• INSTRUCTIONS TO FOLLOW:
Find every line with the word "JSON" and report how many there are, without any other text.

• DATA RECORDS:
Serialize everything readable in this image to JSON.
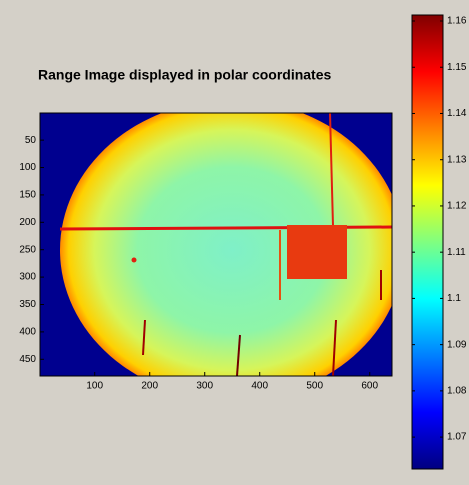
{
  "chart_data": {
    "type": "heatmap",
    "title": "Range Image displayed in polar coordinates",
    "xlim": [
      0.5,
      640.5
    ],
    "ylim": [
      0.5,
      480.5
    ],
    "xticks": [
      100,
      200,
      300,
      400,
      500,
      600
    ],
    "yticks": [
      50,
      100,
      150,
      200,
      250,
      300,
      350,
      400,
      450
    ],
    "colormap": "jet",
    "colorbar": {
      "clim": [
        1.0631,
        1.1613
      ],
      "ticks": [
        1.07,
        1.08,
        1.09,
        1.1,
        1.11,
        1.12,
        1.13,
        1.14,
        1.15,
        1.16
      ]
    }
  }
}
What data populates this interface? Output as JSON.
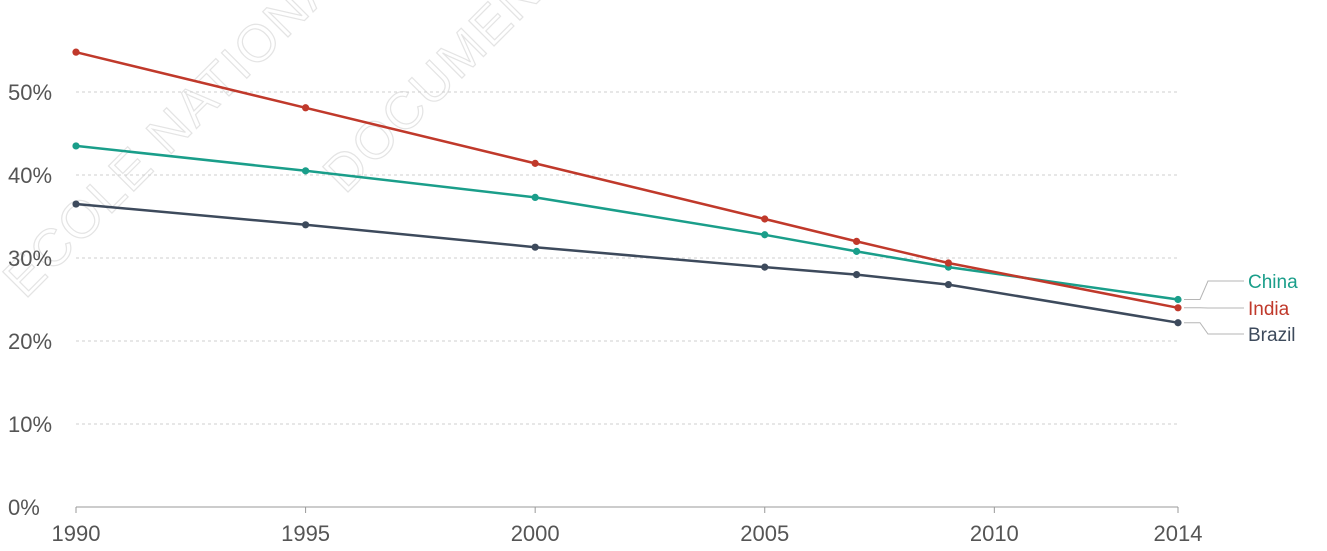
{
  "watermark": {
    "text1": "ECOLE NATIONALE",
    "text2": "DOCUMENT"
  },
  "chart_data": {
    "type": "line",
    "x": [
      1990,
      1995,
      2000,
      2005,
      2007,
      2009,
      2014
    ],
    "x_ticks": [
      "1990",
      "1995",
      "2000",
      "2005",
      "2010",
      "2014"
    ],
    "x_tick_values": [
      1990,
      1995,
      2000,
      2005,
      2010,
      2014
    ],
    "y_ticks": [
      "0%",
      "10%",
      "20%",
      "30%",
      "40%",
      "50%"
    ],
    "y_tick_values": [
      0,
      10,
      20,
      30,
      40,
      50
    ],
    "xlim": [
      1990,
      2014
    ],
    "ylim": [
      0,
      55
    ],
    "grid": "horizontal dashed",
    "legend": "labels at line ends (right)",
    "series": [
      {
        "name": "China",
        "color": "#1a9e8a",
        "values": [
          43.5,
          40.5,
          37.3,
          32.8,
          30.8,
          28.9,
          25.0
        ]
      },
      {
        "name": "India",
        "color": "#c0392b",
        "values": [
          54.8,
          48.1,
          41.4,
          34.7,
          32.0,
          29.4,
          24.0
        ]
      },
      {
        "name": "Brazil",
        "color": "#3d4a5c",
        "values": [
          36.5,
          34.0,
          31.3,
          28.9,
          28.0,
          26.8,
          22.2
        ]
      }
    ]
  }
}
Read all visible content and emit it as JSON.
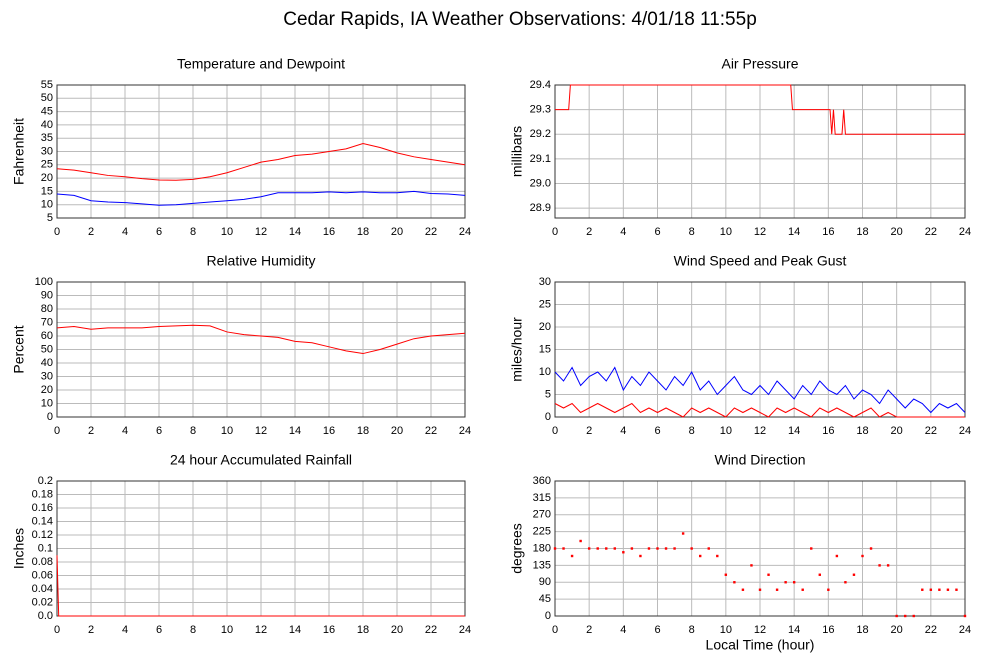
{
  "title": "Cedar Rapids, IA Weather Observations: 4/01/18 11:55p",
  "chart_data": [
    {
      "type": "line",
      "title": "Temperature and Dewpoint",
      "ylabel": "Fahrenheit",
      "x": [
        0,
        1,
        2,
        3,
        4,
        5,
        6,
        7,
        8,
        9,
        10,
        11,
        12,
        13,
        14,
        15,
        16,
        17,
        18,
        19,
        20,
        21,
        22,
        23,
        24
      ],
      "series": [
        {
          "color": "#ff0000",
          "values": [
            23.5,
            23,
            22,
            21,
            20.5,
            19.8,
            19.3,
            19.2,
            19.5,
            20.5,
            22,
            24,
            26,
            27,
            28.5,
            29,
            30,
            31,
            33,
            31.5,
            29.5,
            28,
            27,
            26,
            25
          ]
        },
        {
          "color": "#0000ff",
          "values": [
            14,
            13.5,
            11.5,
            11,
            10.8,
            10.3,
            9.8,
            10,
            10.5,
            11,
            11.5,
            12,
            13,
            14.5,
            14.5,
            14.5,
            14.8,
            14.5,
            14.8,
            14.5,
            14.5,
            15,
            14.2,
            14,
            13.5
          ]
        }
      ],
      "xlim": [
        0,
        24
      ],
      "xticks": [
        0,
        2,
        4,
        6,
        8,
        10,
        12,
        14,
        16,
        18,
        20,
        22,
        24
      ],
      "ylim": [
        5,
        55
      ],
      "yticks": [
        5,
        10,
        15,
        20,
        25,
        30,
        35,
        40,
        45,
        50,
        55
      ],
      "grid": true
    },
    {
      "type": "line",
      "title": "Air Pressure",
      "ylabel": "millibars",
      "x": [
        0,
        0.8,
        0.9,
        13.8,
        13.9,
        16.1,
        16.2,
        16.3,
        16.4,
        16.8,
        16.9,
        17.0,
        24
      ],
      "series": [
        {
          "color": "#ff0000",
          "values": [
            29.3,
            29.3,
            29.4,
            29.4,
            29.3,
            29.3,
            29.2,
            29.3,
            29.2,
            29.2,
            29.3,
            29.2,
            29.2
          ]
        }
      ],
      "xlim": [
        0,
        24
      ],
      "xticks": [
        0,
        2,
        4,
        6,
        8,
        10,
        12,
        14,
        16,
        18,
        20,
        22,
        24
      ],
      "ylim": [
        28.86,
        29.4
      ],
      "yticks": [
        28.9,
        {
          "value": 29.0,
          "label": "29.0"
        },
        29.1,
        29.2,
        29.3,
        29.4
      ],
      "grid": true
    },
    {
      "type": "line",
      "title": "Relative Humidity",
      "ylabel": "Percent",
      "x": [
        0,
        1,
        2,
        3,
        4,
        5,
        6,
        7,
        8,
        9,
        10,
        11,
        12,
        13,
        14,
        15,
        16,
        17,
        18,
        19,
        20,
        21,
        22,
        23,
        24
      ],
      "series": [
        {
          "color": "#ff0000",
          "values": [
            66,
            67,
            65,
            66,
            66,
            66,
            67,
            67.5,
            68,
            67.5,
            63,
            61,
            60,
            59,
            56,
            55,
            52,
            49,
            47,
            50,
            54,
            58,
            60,
            61,
            62
          ]
        }
      ],
      "xlim": [
        0,
        24
      ],
      "xticks": [
        0,
        2,
        4,
        6,
        8,
        10,
        12,
        14,
        16,
        18,
        20,
        22,
        24
      ],
      "ylim": [
        0,
        100
      ],
      "yticks": [
        0,
        10,
        20,
        30,
        40,
        50,
        60,
        70,
        80,
        90,
        100
      ],
      "grid": true
    },
    {
      "type": "line",
      "title": "Wind Speed and Peak Gust",
      "ylabel": "miles/hour",
      "x": [
        0,
        0.5,
        1,
        1.5,
        2,
        2.5,
        3,
        3.5,
        4,
        4.5,
        5,
        5.5,
        6,
        6.5,
        7,
        7.5,
        8,
        8.5,
        9,
        9.5,
        10,
        10.5,
        11,
        11.5,
        12,
        12.5,
        13,
        13.5,
        14,
        14.5,
        15,
        15.5,
        16,
        16.5,
        17,
        17.5,
        18,
        18.5,
        19,
        19.5,
        20,
        20.5,
        21,
        21.5,
        22,
        22.5,
        23,
        23.5,
        24
      ],
      "series": [
        {
          "color": "#0000ff",
          "values": [
            10,
            8,
            11,
            7,
            9,
            10,
            8,
            11,
            6,
            9,
            7,
            10,
            8,
            6,
            9,
            7,
            10,
            6,
            8,
            5,
            7,
            9,
            6,
            5,
            7,
            5,
            8,
            6,
            4,
            7,
            5,
            8,
            6,
            5,
            7,
            4,
            6,
            5,
            3,
            6,
            4,
            2,
            4,
            3,
            1,
            3,
            2,
            3,
            1
          ]
        },
        {
          "color": "#ff0000",
          "values": [
            3,
            2,
            3,
            1,
            2,
            3,
            2,
            1,
            2,
            3,
            1,
            2,
            1,
            2,
            1,
            0,
            2,
            1,
            2,
            1,
            0,
            2,
            1,
            2,
            1,
            0,
            2,
            1,
            2,
            1,
            0,
            2,
            1,
            2,
            1,
            0,
            1,
            2,
            0,
            1,
            0,
            0,
            0,
            0,
            0,
            0,
            0,
            0,
            0
          ]
        }
      ],
      "xlim": [
        0,
        24
      ],
      "xticks": [
        0,
        2,
        4,
        6,
        8,
        10,
        12,
        14,
        16,
        18,
        20,
        22,
        24
      ],
      "ylim": [
        0,
        30
      ],
      "yticks": [
        0,
        5,
        10,
        15,
        20,
        25,
        30
      ],
      "grid": true
    },
    {
      "type": "line",
      "title": "24 hour Accumulated Rainfall",
      "ylabel": "Inches",
      "x": [
        0,
        0.1,
        24
      ],
      "series": [
        {
          "color": "#ff0000",
          "values": [
            0.09,
            0,
            0
          ]
        }
      ],
      "xlim": [
        0,
        24
      ],
      "xticks": [
        0,
        2,
        4,
        6,
        8,
        10,
        12,
        14,
        16,
        18,
        20,
        22,
        24
      ],
      "ylim": [
        0,
        0.2
      ],
      "yticks": [
        {
          "value": 0,
          "label": "0.0"
        },
        0.02,
        0.04,
        0.06,
        0.08,
        0.1,
        0.12,
        0.14,
        0.16,
        0.18,
        0.2
      ],
      "grid": true
    },
    {
      "type": "scatter",
      "title": "Wind Direction",
      "ylabel": "degrees",
      "xlabel": "Local Time (hour)",
      "x": [
        0,
        0.5,
        1,
        1.5,
        2,
        2.5,
        3,
        3.5,
        4,
        4.5,
        5,
        5.5,
        6,
        6.5,
        7,
        7.5,
        8,
        8.5,
        9,
        9.5,
        10,
        10.5,
        11,
        11.5,
        12,
        12.5,
        13,
        13.5,
        14,
        14.5,
        15,
        15.5,
        16,
        16.5,
        17,
        17.5,
        18,
        18.5,
        19,
        19.5,
        20,
        20.5,
        21,
        21.5,
        22,
        22.5,
        23,
        23.5,
        24
      ],
      "series": [
        {
          "color": "#ff0000",
          "values": [
            180,
            180,
            160,
            200,
            180,
            180,
            180,
            180,
            170,
            180,
            160,
            180,
            180,
            180,
            180,
            220,
            180,
            160,
            180,
            160,
            110,
            90,
            70,
            135,
            70,
            110,
            70,
            90,
            90,
            70,
            180,
            110,
            70,
            160,
            90,
            110,
            160,
            180,
            135,
            135,
            0,
            0,
            0,
            70,
            70,
            70,
            70,
            70,
            0
          ]
        }
      ],
      "xlim": [
        0,
        24
      ],
      "xticks": [
        0,
        2,
        4,
        6,
        8,
        10,
        12,
        14,
        16,
        18,
        20,
        22,
        24
      ],
      "ylim": [
        0,
        360
      ],
      "yticks": [
        0,
        45,
        90,
        135,
        180,
        225,
        270,
        315,
        360
      ],
      "grid": true
    }
  ]
}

• RESPONSE FOR THIS EXERCISE:
3